TASK OBJECTIVE: All the data should be repeated exactly. Any image in it is left out.

>> BEGIN MATERIAL SUPPLIED

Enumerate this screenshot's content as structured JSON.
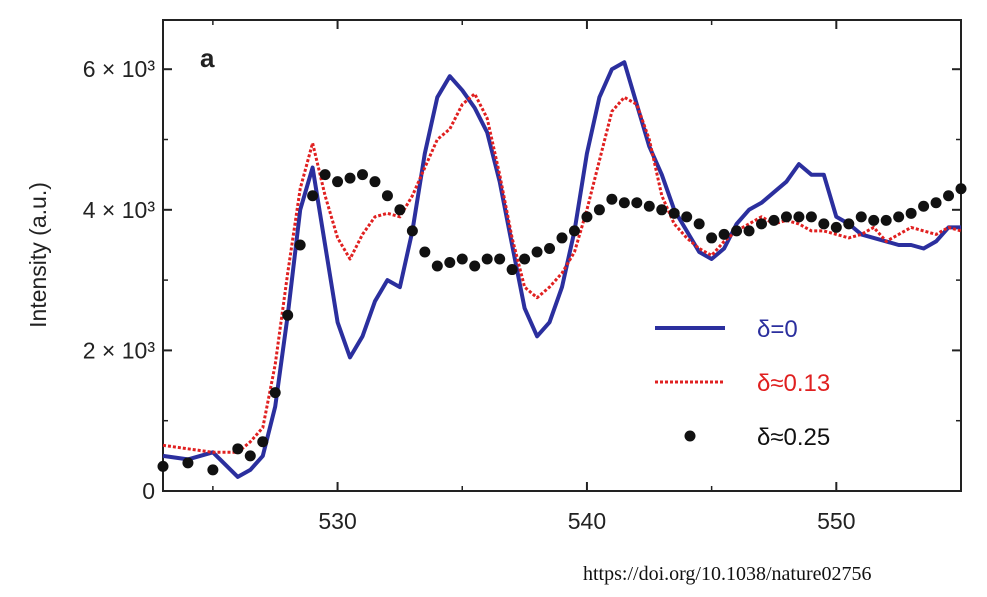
{
  "chart_data": {
    "type": "line",
    "panel_label": "a",
    "ylabel": "Intensity (a.u.)",
    "xlabel": "",
    "xlim": [
      523,
      555
    ],
    "ylim": [
      0,
      6700
    ],
    "x_ticks": [
      530,
      540,
      550
    ],
    "x_tick_labels": [
      "530",
      "540",
      "550"
    ],
    "y_ticks": [
      0,
      2000,
      4000,
      6000
    ],
    "y_tick_labels": [
      "0",
      "2 × 10³",
      "4 × 10³",
      "6 × 10³"
    ],
    "grid": false,
    "legend_position": "bottom-right",
    "series": [
      {
        "name": "δ=0",
        "style": "solid",
        "color": "#2b2f9e",
        "x": [
          523,
          524,
          525,
          526,
          526.5,
          527,
          527.5,
          528,
          528.5,
          529,
          529.5,
          530,
          530.5,
          531,
          531.5,
          532,
          532.5,
          533,
          533.5,
          534,
          534.5,
          535,
          535.5,
          536,
          536.5,
          537,
          537.5,
          538,
          538.5,
          539,
          539.5,
          540,
          540.5,
          541,
          541.5,
          542,
          542.5,
          543,
          543.5,
          544,
          544.5,
          545,
          545.5,
          546,
          546.5,
          547,
          547.5,
          548,
          548.5,
          549,
          549.5,
          550,
          550.5,
          551,
          551.5,
          552,
          552.5,
          553,
          553.5,
          554,
          554.5,
          555
        ],
        "values": [
          500,
          450,
          550,
          200,
          300,
          500,
          1200,
          2500,
          4000,
          4600,
          3500,
          2400,
          1900,
          2200,
          2700,
          3000,
          2900,
          3700,
          4800,
          5600,
          5900,
          5700,
          5450,
          5100,
          4400,
          3500,
          2600,
          2200,
          2400,
          2900,
          3700,
          4800,
          5600,
          6000,
          6100,
          5500,
          4900,
          4500,
          4000,
          3700,
          3400,
          3300,
          3450,
          3800,
          4000,
          4100,
          4250,
          4400,
          4650,
          4500,
          4500,
          3900,
          3800,
          3650,
          3600,
          3550,
          3500,
          3500,
          3450,
          3550,
          3750,
          3750
        ]
      },
      {
        "name": "δ≈0.13",
        "style": "dotted",
        "color": "#e02020",
        "x": [
          523,
          524,
          525,
          526,
          526.5,
          527,
          527.5,
          528,
          528.5,
          529,
          529.5,
          530,
          530.5,
          531,
          531.5,
          532,
          532.5,
          533,
          533.5,
          534,
          534.5,
          535,
          535.5,
          536,
          536.5,
          537,
          537.5,
          538,
          538.5,
          539,
          539.5,
          540,
          540.5,
          541,
          541.5,
          542,
          542.5,
          543,
          543.5,
          544,
          544.5,
          545,
          545.5,
          546,
          546.5,
          547,
          547.5,
          548,
          548.5,
          549,
          549.5,
          550,
          550.5,
          551,
          551.5,
          552,
          552.5,
          553,
          553.5,
          554,
          554.5,
          555
        ],
        "values": [
          650,
          600,
          550,
          550,
          700,
          900,
          1800,
          3100,
          4300,
          4950,
          4200,
          3600,
          3300,
          3650,
          3900,
          3950,
          3900,
          4200,
          4600,
          5000,
          5150,
          5500,
          5650,
          5300,
          4500,
          3600,
          2900,
          2750,
          2900,
          3100,
          3400,
          4000,
          4700,
          5400,
          5600,
          5500,
          5000,
          4200,
          3800,
          3600,
          3450,
          3350,
          3550,
          3700,
          3800,
          3900,
          3800,
          3850,
          3800,
          3700,
          3700,
          3650,
          3600,
          3650,
          3750,
          3550,
          3650,
          3750,
          3700,
          3650,
          3750,
          3700
        ]
      },
      {
        "name": "δ≈0.25",
        "style": "points",
        "color": "#111111",
        "x": [
          523,
          524,
          525,
          526,
          526.5,
          527,
          527.5,
          528,
          528.5,
          529,
          529.5,
          530,
          530.5,
          531,
          531.5,
          532,
          532.5,
          533,
          533.5,
          534,
          534.5,
          535,
          535.5,
          536,
          536.5,
          537,
          537.5,
          538,
          538.5,
          539,
          539.5,
          540,
          540.5,
          541,
          541.5,
          542,
          542.5,
          543,
          543.5,
          544,
          544.5,
          545,
          545.5,
          546,
          546.5,
          547,
          547.5,
          548,
          548.5,
          549,
          549.5,
          550,
          550.5,
          551,
          551.5,
          552,
          552.5,
          553,
          553.5,
          554,
          554.5,
          555
        ],
        "values": [
          350,
          400,
          300,
          600,
          500,
          700,
          1400,
          2500,
          3500,
          4200,
          4500,
          4400,
          4450,
          4500,
          4400,
          4200,
          4000,
          3700,
          3400,
          3200,
          3250,
          3300,
          3200,
          3300,
          3300,
          3150,
          3300,
          3400,
          3450,
          3600,
          3700,
          3900,
          4000,
          4150,
          4100,
          4100,
          4050,
          4000,
          3950,
          3900,
          3800,
          3600,
          3650,
          3700,
          3700,
          3800,
          3850,
          3900,
          3900,
          3900,
          3800,
          3750,
          3800,
          3900,
          3850,
          3850,
          3900,
          3950,
          4050,
          4100,
          4200,
          4300
        ]
      }
    ]
  },
  "footer": {
    "doi": "https://doi.org/10.1038/nature02756"
  }
}
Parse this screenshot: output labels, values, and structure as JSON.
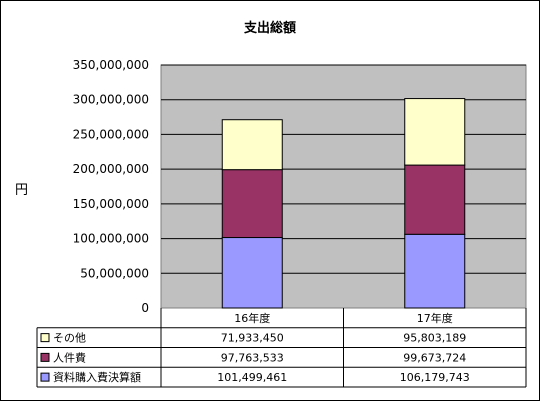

>> END MATERIAL SUPPLIED

SOLUTION TO THIS PROBLEM:
Enumerate this screenshot's content as structured JSON.
{
  "chart_data": {
    "type": "line",
    "panel_label": "a",
    "ylabel": "Intensity (a.u.)",
    "xlabel": "",
    "xlim": [
      523,
      555
    ],
    "ylim": [
      0,
      6700
    ],
    "x_ticks": [
      530,
      540,
      550
    ],
    "x_tick_labels": [
      "530",
      "540",
      "550"
    ],
    "y_ticks": [
      0,
      2000,
      4000,
      6000
    ],
    "y_tick_labels": [
      "0",
      "2 × 10³",
      "4 × 10³",
      "6 × 10³"
    ],
    "grid": false,
    "legend_position": "bottom-right",
    "series": [
      {
        "name": "δ=0",
        "style": "solid",
        "color": "#2b2f9e",
        "x": [
          523,
          524,
          525,
          526,
          526.5,
          527,
          527.5,
          528,
          528.5,
          529,
          529.5,
          530,
          530.5,
          531,
          531.5,
          532,
          532.5,
          533,
          533.5,
          534,
          534.5,
          535,
          535.5,
          536,
          536.5,
          537,
          537.5,
          538,
          538.5,
          539,
          539.5,
          540,
          540.5,
          541,
          541.5,
          542,
          542.5,
          543,
          543.5,
          544,
          544.5,
          545,
          545.5,
          546,
          546.5,
          547,
          547.5,
          548,
          548.5,
          549,
          549.5,
          550,
          550.5,
          551,
          551.5,
          552,
          552.5,
          553,
          553.5,
          554,
          554.5,
          555
        ],
        "values": [
          500,
          450,
          550,
          200,
          300,
          500,
          1200,
          2500,
          4000,
          4600,
          3500,
          2400,
          1900,
          2200,
          2700,
          3000,
          2900,
          3700,
          4800,
          5600,
          5900,
          5700,
          5450,
          5100,
          4400,
          3500,
          2600,
          2200,
          2400,
          2900,
          3700,
          4800,
          5600,
          6000,
          6100,
          5500,
          4900,
          4500,
          4000,
          3700,
          3400,
          3300,
          3450,
          3800,
          4000,
          4100,
          4250,
          4400,
          4650,
          4500,
          4500,
          3900,
          3800,
          3650,
          3600,
          3550,
          3500,
          3500,
          3450,
          3550,
          3750,
          3750
        ]
      },
      {
        "name": "δ≈0.13",
        "style": "dotted",
        "color": "#e02020",
        "x": [
          523,
          524,
          525,
          526,
          526.5,
          527,
          527.5,
          528,
          528.5,
          529,
          529.5,
          530,
          530.5,
          531,
          531.5,
          532,
          532.5,
          533,
          533.5,
          534,
          534.5,
          535,
          535.5,
          536,
          536.5,
          537,
          537.5,
          538,
          538.5,
          539,
          539.5,
          540,
          540.5,
          541,
          541.5,
          542,
          542.5,
          543,
          543.5,
          544,
          544.5,
          545,
          545.5,
          546,
          546.5,
          547,
          547.5,
          548,
          548.5,
          549,
          549.5,
          550,
          550.5,
          551,
          551.5,
          552,
          552.5,
          553,
          553.5,
          554,
          554.5,
          555
        ],
        "values": [
          650,
          600,
          550,
          550,
          700,
          900,
          1800,
          3100,
          4300,
          4950,
          4200,
          3600,
          3300,
          3650,
          3900,
          3950,
          3900,
          4200,
          4600,
          5000,
          5150,
          5500,
          5650,
          5300,
          4500,
          3600,
          2900,
          2750,
          2900,
          3100,
          3400,
          4000,
          4700,
          5400,
          5600,
          5500,
          5000,
          4200,
          3800,
          3600,
          3450,
          3350,
          3550,
          3700,
          3800,
          3900,
          3800,
          3850,
          3800,
          3700,
          3700,
          3650,
          3600,
          3650,
          3750,
          3550,
          3650,
          3750,
          3700,
          3650,
          3750,
          3700
        ]
      },
      {
        "name": "δ≈0.25",
        "style": "points",
        "color": "#111111",
        "x": [
          523,
          524,
          525,
          526,
          526.5,
          527,
          527.5,
          528,
          528.5,
          529,
          529.5,
          530,
          530.5,
          531,
          531.5,
          532,
          532.5,
          533,
          533.5,
          534,
          534.5,
          535,
          535.5,
          536,
          536.5,
          537,
          537.5,
          538,
          538.5,
          539,
          539.5,
          540,
          540.5,
          541,
          541.5,
          542,
          542.5,
          543,
          543.5,
          544,
          544.5,
          545,
          545.5,
          546,
          546.5,
          547,
          547.5,
          548,
          548.5,
          549,
          549.5,
          550,
          550.5,
          551,
          551.5,
          552,
          552.5,
          553,
          553.5,
          554,
          554.5,
          555
        ],
        "values": [
          350,
          400,
          300,
          600,
          500,
          700,
          1400,
          2500,
          3500,
          4200,
          4500,
          4400,
          4450,
          4500,
          4400,
          4200,
          4000,
          3700,
          3400,
          3200,
          3250,
          3300,
          3200,
          3300,
          3300,
          3150,
          3300,
          3400,
          3450,
          3600,
          3700,
          3900,
          4000,
          4150,
          4100,
          4100,
          4050,
          4000,
          3950,
          3900,
          3800,
          3600,
          3650,
          3700,
          3700,
          3800,
          3850,
          3900,
          3900,
          3900,
          3800,
          3750,
          3800,
          3900,
          3850,
          3850,
          3900,
          3950,
          4050,
          4100,
          4200,
          4300
        ]
      }
    ]
  },
  "footer": {
    "doi": "https://doi.org/10.1038/nature02756"
  }
}
Parse this screenshot: output labels, values, and structure as JSON.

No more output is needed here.